(Figure collection entries)
***

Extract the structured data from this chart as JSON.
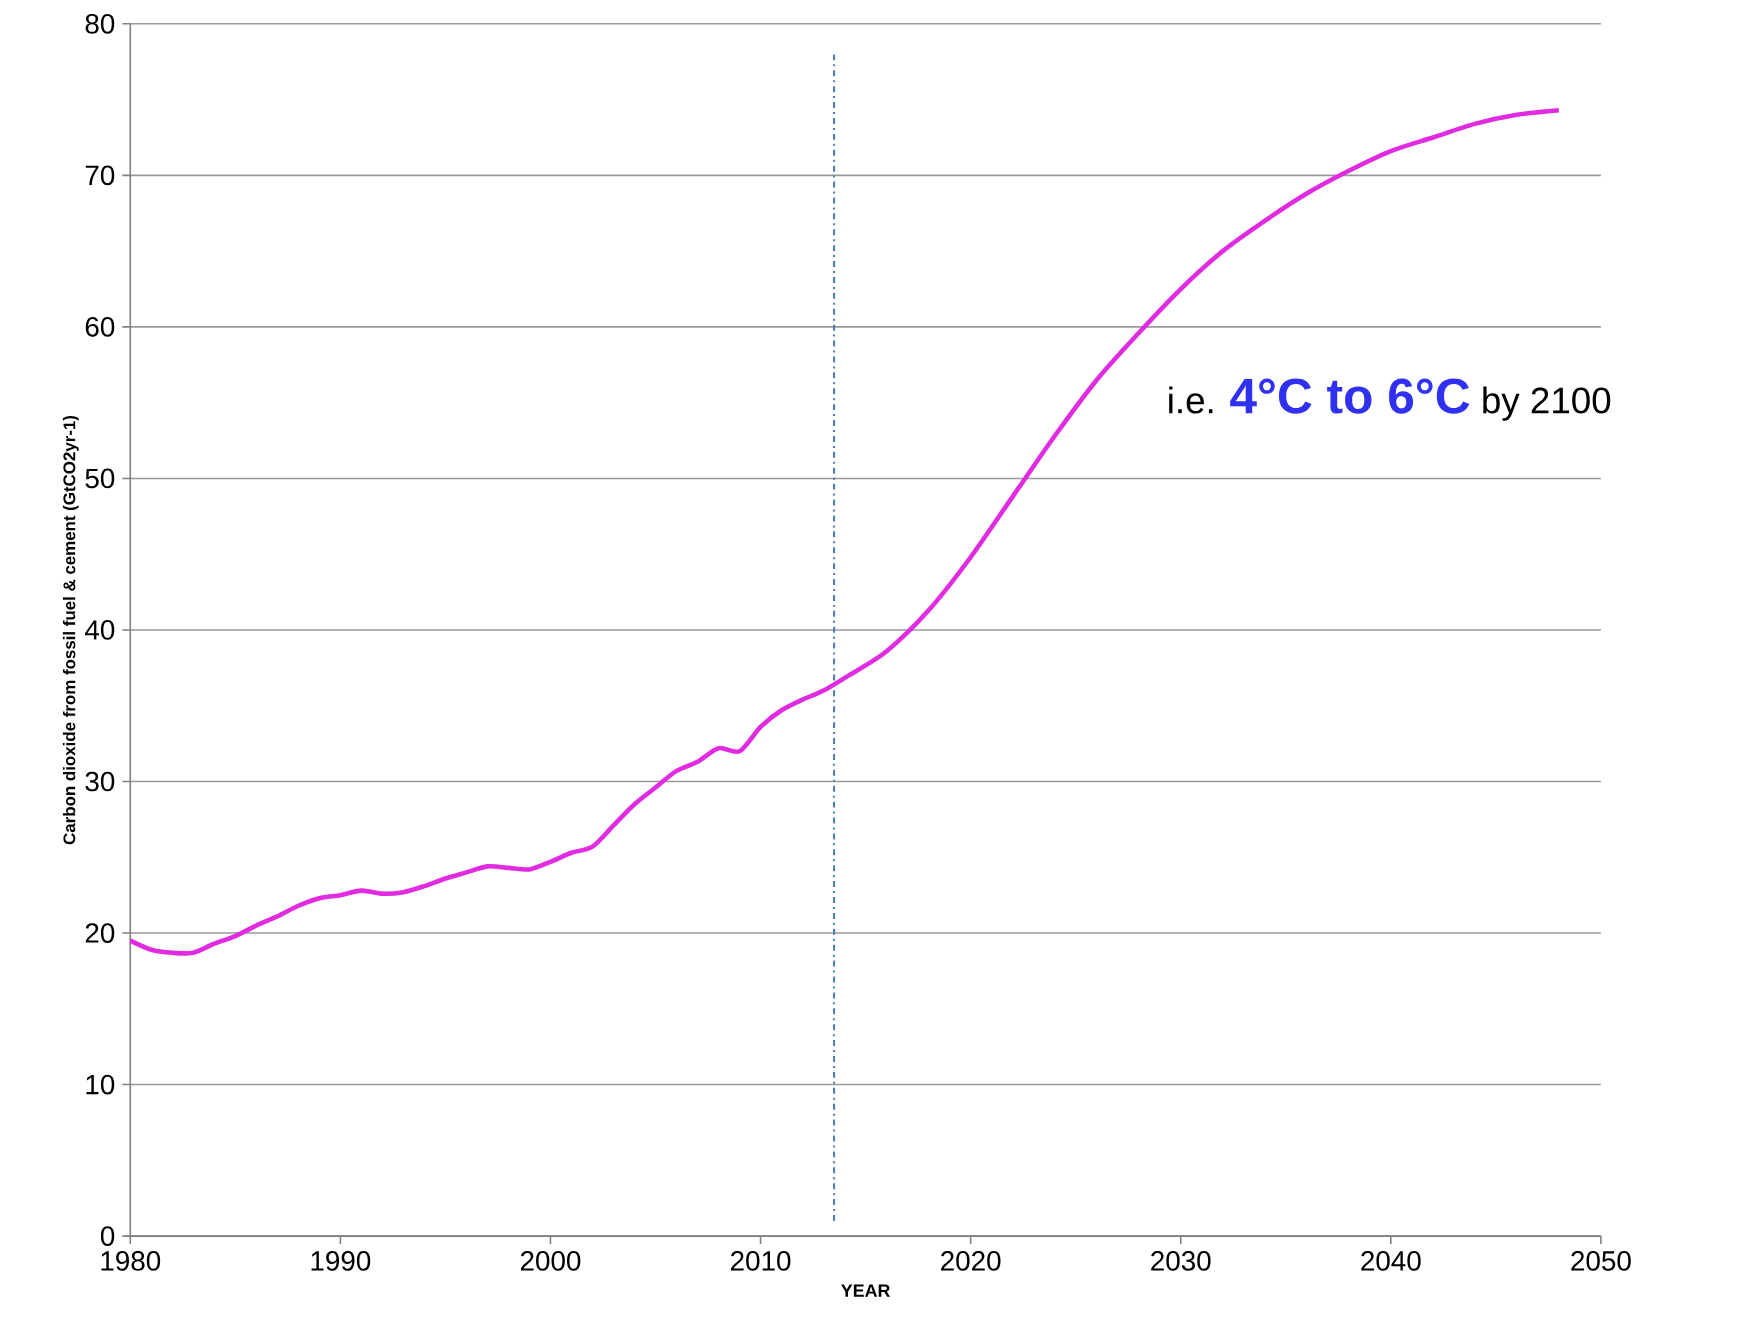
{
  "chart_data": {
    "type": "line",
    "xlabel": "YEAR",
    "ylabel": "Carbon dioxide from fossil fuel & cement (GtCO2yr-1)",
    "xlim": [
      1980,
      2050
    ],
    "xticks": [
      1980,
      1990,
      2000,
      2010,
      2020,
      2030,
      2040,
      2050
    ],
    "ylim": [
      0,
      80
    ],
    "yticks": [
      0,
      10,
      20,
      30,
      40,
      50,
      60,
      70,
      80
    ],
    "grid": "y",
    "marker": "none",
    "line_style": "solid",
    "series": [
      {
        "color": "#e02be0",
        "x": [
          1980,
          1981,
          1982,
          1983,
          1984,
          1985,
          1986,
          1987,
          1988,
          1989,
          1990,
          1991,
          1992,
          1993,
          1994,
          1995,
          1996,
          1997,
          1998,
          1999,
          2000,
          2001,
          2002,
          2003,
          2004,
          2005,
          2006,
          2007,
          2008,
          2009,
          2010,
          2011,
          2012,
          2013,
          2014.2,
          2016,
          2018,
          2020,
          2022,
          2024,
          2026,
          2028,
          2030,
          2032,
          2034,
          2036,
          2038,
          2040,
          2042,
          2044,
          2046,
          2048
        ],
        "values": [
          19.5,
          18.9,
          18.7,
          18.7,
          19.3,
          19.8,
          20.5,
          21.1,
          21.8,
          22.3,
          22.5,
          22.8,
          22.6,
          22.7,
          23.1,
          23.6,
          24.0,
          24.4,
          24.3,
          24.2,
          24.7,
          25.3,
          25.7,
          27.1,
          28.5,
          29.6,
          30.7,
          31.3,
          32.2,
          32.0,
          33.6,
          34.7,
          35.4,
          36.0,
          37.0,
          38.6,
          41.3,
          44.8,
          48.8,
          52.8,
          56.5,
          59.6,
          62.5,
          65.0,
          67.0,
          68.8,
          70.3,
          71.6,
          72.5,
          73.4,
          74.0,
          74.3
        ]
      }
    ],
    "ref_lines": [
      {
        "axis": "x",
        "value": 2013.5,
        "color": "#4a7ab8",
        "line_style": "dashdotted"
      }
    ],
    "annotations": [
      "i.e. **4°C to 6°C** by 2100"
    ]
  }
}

***

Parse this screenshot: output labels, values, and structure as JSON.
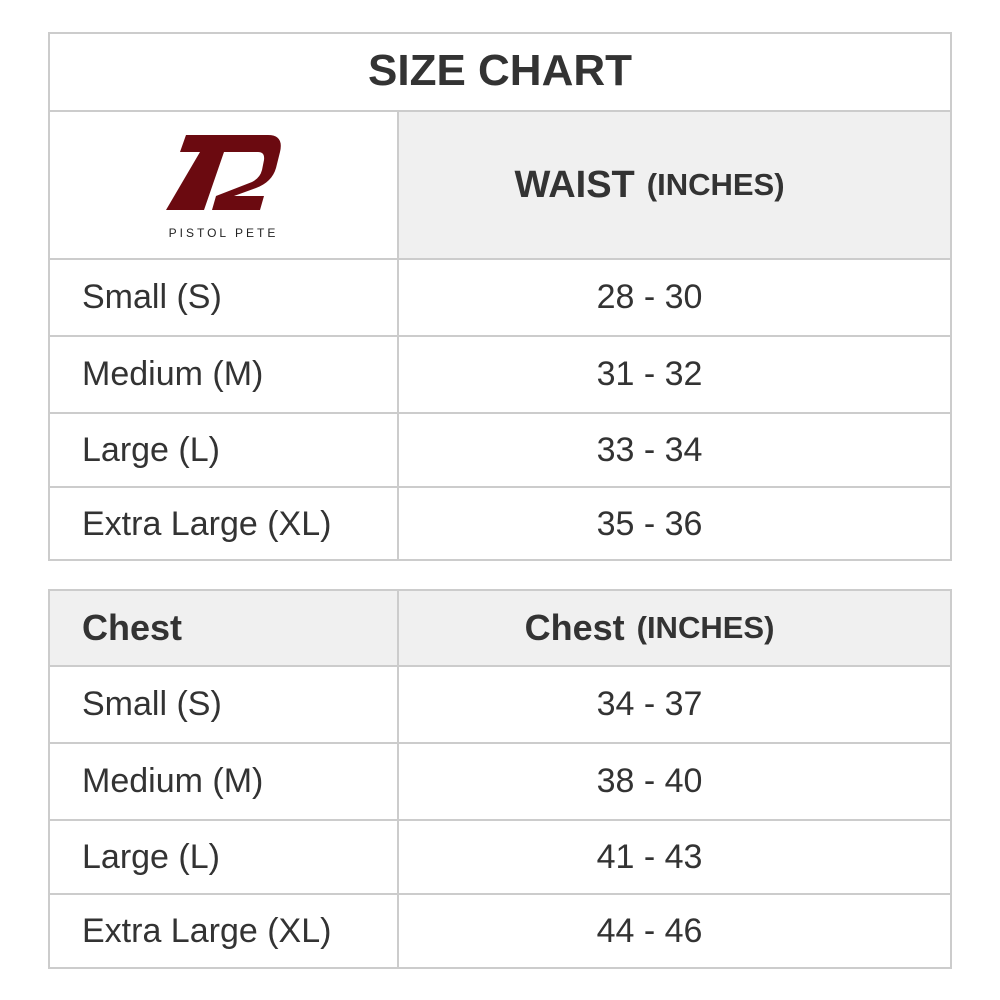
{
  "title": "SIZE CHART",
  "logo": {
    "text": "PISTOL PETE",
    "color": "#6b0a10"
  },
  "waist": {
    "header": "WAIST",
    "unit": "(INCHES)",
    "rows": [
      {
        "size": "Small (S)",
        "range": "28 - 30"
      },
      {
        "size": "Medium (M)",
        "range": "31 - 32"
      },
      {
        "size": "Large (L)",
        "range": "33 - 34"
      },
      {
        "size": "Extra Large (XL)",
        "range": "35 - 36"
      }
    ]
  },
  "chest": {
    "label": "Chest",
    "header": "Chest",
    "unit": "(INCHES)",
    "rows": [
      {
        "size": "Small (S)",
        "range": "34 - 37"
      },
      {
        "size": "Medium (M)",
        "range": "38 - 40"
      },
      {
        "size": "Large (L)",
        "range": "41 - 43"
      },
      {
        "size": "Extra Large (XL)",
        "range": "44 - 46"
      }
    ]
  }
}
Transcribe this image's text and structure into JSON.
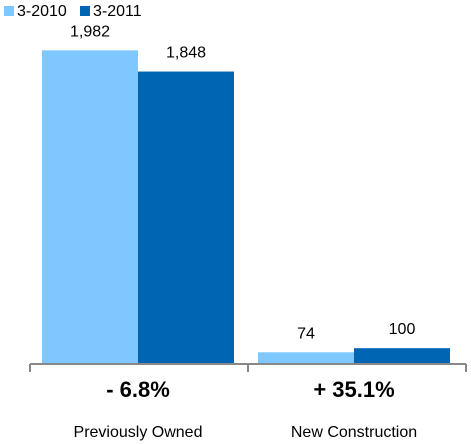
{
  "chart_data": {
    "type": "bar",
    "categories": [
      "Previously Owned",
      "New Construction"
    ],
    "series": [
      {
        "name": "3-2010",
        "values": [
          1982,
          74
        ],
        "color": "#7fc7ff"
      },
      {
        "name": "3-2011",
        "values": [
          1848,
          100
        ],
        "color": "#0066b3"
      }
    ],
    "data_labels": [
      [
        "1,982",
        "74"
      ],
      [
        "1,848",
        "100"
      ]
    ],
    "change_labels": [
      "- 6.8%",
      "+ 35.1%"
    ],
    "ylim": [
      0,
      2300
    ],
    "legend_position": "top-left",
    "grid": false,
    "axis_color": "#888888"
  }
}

***

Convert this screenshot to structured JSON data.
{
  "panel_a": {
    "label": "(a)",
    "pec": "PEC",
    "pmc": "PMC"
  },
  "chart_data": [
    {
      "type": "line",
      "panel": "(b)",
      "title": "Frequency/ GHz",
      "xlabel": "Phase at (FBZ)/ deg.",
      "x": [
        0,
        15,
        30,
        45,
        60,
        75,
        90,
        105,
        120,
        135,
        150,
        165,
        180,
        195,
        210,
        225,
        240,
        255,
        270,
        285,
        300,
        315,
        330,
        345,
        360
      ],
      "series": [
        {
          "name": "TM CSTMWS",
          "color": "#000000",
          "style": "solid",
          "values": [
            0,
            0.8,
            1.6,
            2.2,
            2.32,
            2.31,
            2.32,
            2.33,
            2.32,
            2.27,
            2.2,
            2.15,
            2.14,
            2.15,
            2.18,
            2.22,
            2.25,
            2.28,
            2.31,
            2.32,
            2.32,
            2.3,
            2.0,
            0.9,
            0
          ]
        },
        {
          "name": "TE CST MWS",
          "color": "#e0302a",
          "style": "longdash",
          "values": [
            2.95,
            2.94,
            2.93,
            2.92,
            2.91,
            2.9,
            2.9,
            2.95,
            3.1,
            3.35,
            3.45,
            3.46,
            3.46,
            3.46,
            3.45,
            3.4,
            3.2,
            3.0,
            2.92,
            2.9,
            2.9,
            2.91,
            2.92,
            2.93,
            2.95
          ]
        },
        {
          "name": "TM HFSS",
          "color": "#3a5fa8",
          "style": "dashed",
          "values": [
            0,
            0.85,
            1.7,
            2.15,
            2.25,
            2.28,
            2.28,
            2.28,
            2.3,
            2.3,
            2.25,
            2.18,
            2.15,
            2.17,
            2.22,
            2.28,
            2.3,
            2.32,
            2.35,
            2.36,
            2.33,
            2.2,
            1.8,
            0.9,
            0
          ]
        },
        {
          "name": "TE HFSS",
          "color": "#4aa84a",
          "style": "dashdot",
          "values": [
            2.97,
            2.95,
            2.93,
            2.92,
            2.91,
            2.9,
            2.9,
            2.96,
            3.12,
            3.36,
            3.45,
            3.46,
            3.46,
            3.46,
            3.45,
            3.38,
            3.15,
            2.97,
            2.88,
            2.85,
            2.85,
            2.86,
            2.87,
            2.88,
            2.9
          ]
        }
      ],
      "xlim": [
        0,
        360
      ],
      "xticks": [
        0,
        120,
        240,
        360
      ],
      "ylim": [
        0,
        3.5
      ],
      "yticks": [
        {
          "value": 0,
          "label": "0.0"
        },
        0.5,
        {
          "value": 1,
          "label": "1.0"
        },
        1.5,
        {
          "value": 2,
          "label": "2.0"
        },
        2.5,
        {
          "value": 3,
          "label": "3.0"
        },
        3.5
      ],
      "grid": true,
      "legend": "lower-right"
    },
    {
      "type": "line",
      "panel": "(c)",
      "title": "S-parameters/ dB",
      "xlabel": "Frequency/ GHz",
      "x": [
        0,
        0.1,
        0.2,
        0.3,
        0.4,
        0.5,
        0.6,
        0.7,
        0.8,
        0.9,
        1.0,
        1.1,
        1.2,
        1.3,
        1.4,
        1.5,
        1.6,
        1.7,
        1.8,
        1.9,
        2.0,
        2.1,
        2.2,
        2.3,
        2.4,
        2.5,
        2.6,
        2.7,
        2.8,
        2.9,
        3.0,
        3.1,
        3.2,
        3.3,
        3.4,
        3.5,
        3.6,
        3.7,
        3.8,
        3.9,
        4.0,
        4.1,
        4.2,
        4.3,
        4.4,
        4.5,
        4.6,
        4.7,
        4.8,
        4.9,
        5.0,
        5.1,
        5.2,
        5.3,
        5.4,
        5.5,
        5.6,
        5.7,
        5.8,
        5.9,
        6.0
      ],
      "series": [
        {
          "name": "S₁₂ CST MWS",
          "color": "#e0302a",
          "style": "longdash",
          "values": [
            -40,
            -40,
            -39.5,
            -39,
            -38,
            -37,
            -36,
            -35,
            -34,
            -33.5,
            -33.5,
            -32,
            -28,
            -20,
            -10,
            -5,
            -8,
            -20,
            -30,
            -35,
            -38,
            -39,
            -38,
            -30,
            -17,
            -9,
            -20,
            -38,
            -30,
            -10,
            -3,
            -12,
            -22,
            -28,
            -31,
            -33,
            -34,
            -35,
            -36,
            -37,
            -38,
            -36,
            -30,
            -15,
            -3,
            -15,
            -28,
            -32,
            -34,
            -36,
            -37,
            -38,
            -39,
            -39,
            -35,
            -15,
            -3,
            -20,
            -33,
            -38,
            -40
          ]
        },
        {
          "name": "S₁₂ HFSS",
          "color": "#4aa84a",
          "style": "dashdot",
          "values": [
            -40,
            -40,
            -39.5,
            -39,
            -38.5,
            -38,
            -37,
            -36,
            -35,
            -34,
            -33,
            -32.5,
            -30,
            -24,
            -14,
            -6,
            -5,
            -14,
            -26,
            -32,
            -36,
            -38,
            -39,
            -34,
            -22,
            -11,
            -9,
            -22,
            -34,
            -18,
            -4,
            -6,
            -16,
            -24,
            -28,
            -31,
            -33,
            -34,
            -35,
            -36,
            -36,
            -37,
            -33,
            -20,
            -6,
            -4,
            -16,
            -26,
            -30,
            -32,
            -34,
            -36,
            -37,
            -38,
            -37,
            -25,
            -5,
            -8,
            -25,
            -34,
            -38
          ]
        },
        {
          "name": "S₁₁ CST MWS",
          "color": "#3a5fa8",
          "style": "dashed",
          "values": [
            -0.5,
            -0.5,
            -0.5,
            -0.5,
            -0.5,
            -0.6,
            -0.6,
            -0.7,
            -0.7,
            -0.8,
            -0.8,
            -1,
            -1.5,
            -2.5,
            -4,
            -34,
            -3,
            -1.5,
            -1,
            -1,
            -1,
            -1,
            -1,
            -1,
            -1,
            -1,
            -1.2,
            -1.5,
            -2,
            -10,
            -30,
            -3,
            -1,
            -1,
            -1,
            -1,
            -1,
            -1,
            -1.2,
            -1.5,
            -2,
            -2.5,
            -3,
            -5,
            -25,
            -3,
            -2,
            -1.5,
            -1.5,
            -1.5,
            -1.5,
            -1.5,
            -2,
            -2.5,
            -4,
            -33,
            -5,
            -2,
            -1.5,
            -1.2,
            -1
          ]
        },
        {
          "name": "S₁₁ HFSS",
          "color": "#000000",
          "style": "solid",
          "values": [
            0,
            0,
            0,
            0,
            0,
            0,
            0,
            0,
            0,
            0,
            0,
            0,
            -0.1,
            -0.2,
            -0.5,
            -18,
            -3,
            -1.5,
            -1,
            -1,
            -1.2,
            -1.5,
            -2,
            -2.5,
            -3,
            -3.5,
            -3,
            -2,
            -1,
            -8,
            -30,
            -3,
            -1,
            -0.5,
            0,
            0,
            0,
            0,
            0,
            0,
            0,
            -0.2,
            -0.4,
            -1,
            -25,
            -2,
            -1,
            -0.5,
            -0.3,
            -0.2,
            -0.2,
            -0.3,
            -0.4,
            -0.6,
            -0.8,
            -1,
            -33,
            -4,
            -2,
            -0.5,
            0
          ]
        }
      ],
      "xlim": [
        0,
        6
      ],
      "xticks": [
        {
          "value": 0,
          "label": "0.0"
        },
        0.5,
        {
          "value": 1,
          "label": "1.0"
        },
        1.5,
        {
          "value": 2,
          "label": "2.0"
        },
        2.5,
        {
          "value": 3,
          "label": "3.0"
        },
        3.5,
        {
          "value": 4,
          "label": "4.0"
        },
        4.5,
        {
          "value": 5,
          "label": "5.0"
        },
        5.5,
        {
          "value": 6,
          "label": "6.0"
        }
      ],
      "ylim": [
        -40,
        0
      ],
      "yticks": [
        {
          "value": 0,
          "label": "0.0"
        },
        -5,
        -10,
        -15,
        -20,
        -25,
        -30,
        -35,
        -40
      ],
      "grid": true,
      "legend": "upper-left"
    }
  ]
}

***

● THE TASK
Report how many lines in this data include the string "xlabel", and nothing else.

● THE REPLY
3